▶ _TASK BRIEF_:
Write out all of the records below again, replacing "perspective view" with "side view" and keeping everything else the same.

▶ _DATA EXCERPTS_:
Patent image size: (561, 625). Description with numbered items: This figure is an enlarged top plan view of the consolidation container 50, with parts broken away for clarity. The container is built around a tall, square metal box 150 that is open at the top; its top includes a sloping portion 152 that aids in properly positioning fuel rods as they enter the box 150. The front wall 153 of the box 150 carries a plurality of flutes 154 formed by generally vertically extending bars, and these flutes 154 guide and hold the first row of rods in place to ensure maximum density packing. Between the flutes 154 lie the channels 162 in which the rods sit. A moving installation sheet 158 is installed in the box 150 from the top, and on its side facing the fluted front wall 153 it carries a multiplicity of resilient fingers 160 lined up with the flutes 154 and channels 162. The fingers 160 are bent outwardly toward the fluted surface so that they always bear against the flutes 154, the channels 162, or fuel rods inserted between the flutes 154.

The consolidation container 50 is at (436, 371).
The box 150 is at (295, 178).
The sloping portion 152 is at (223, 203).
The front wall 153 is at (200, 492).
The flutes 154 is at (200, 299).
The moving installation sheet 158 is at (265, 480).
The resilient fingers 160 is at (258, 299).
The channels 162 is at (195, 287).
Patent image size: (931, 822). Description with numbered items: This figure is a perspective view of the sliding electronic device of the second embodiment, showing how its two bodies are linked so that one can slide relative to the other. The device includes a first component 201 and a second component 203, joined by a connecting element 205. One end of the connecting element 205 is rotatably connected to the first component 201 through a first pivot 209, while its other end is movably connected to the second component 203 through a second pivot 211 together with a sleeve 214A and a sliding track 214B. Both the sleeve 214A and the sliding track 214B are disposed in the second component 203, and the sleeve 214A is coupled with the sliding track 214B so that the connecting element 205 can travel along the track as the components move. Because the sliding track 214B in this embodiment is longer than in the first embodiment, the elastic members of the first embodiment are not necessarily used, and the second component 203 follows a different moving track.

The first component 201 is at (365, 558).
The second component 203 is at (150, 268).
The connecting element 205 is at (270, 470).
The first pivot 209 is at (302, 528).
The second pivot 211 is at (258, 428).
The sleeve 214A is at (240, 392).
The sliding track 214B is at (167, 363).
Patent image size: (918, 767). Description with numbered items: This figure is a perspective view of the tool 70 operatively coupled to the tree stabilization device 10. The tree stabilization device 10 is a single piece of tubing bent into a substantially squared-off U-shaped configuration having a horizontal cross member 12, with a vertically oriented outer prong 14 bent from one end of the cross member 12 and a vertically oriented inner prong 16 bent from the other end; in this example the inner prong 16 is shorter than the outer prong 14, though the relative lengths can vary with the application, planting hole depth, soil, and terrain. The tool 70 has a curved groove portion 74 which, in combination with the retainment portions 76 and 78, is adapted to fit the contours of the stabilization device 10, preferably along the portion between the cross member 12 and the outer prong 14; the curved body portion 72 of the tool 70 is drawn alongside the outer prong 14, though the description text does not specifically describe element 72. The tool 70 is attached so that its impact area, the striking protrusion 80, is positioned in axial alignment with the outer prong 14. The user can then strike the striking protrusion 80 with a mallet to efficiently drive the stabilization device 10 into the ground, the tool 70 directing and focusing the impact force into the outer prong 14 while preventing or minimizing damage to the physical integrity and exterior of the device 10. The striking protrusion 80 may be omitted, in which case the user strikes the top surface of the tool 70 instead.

▶ _RESPONSE_:
Patent image size: (561, 625). Description with numbered items: This figure is an enlarged top plan view of the consolidation container 50, with parts broken away for clarity. The container is built around a tall, square metal box 150 that is open at the top; its top includes a sloping portion 152 that aids in properly positioning fuel rods as they enter the box 150. The front wall 153 of the box 150 carries a plurality of flutes 154 formed by generally vertically extending bars, and these flutes 154 guide and hold the first row of rods in place to ensure maximum density packing. Between the flutes 154 lie the channels 162 in which the rods sit. A moving installation sheet 158 is installed in the box 150 from the top, and on its side facing the fluted front wall 153 it carries a multiplicity of resilient fingers 160 lined up with the flutes 154 and channels 162. The fingers 160 are bent outwardly toward the fluted surface so that they always bear against the flutes 154, the channels 162, or fuel rods inserted between the flutes 154.

The consolidation container 50 is at (436, 371).
The box 150 is at (295, 178).
The sloping portion 152 is at (223, 203).
The front wall 153 is at (200, 492).
The flutes 154 is at (200, 299).
The moving installation sheet 158 is at (265, 480).
The resilient fingers 160 is at (258, 299).
The channels 162 is at (195, 287).
Patent image size: (931, 822). Description with numbered items: This figure is a side view of the sliding electronic device of the second embodiment, showing how its two bodies are linked so that one can slide relative to the other. The device includes a first component 201 and a second component 203, joined by a connecting element 205. One end of the connecting element 205 is rotatably connected to the first component 201 through a first pivot 209, while its other end is movably connected to the second component 203 through a second pivot 211 together with a sleeve 214A and a sliding track 214B. Both the sleeve 214A and the sliding track 214B are disposed in the second component 203, and the sleeve 214A is coupled with the sliding track 214B so that the connecting element 205 can travel along the track as the components move. Because the sliding track 214B in this embodiment is longer than in the first embodiment, the elastic members of the first embodiment are not necessarily used, and the second component 203 follows a different moving track.

The first component 201 is at (365, 558).
The second component 203 is at (150, 268).
The connecting element 205 is at (270, 470).
The first pivot 209 is at (302, 528).
The second pivot 211 is at (258, 428).
The sleeve 214A is at (240, 392).
The sliding track 214B is at (167, 363).
Patent image size: (918, 767). Description with numbered items: This figure is a side view of the tool 70 operatively coupled to the tree stabilization device 10. The tree stabilization device 10 is a single piece of tubing bent into a substantially squared-off U-shaped configuration having a horizontal cross member 12, with a vertically oriented outer prong 14 bent from one end of the cross member 12 and a vertically oriented inner prong 16 bent from the other end; in this example the inner prong 16 is shorter than the outer prong 14, though the relative lengths can vary with the application, planting hole depth, soil, and terrain. The tool 70 has a curved groove portion 74 which, in combination with the retainment portions 76 and 78, is adapted to fit the contours of the stabilization device 10, preferably along the portion between the cross member 12 and the outer prong 14; the curved body portion 72 of the tool 70 is drawn alongside the outer prong 14, though the description text does not specifically describe element 72. The tool 70 is attached so that its impact area, the striking protrusion 80, is positioned in axial alignment with the outer prong 14. The user can then strike the striking protrusion 80 with a mallet to efficiently drive the stabilization device 10 into the ground, the tool 70 directing and focusing the impact force into the outer prong 14 while preventing or minimizing damage to the physical integrity and exterior of the device 10. The striking protrusion 80 may be omitted, in which case the user strikes the top surface of the tool 70 instead.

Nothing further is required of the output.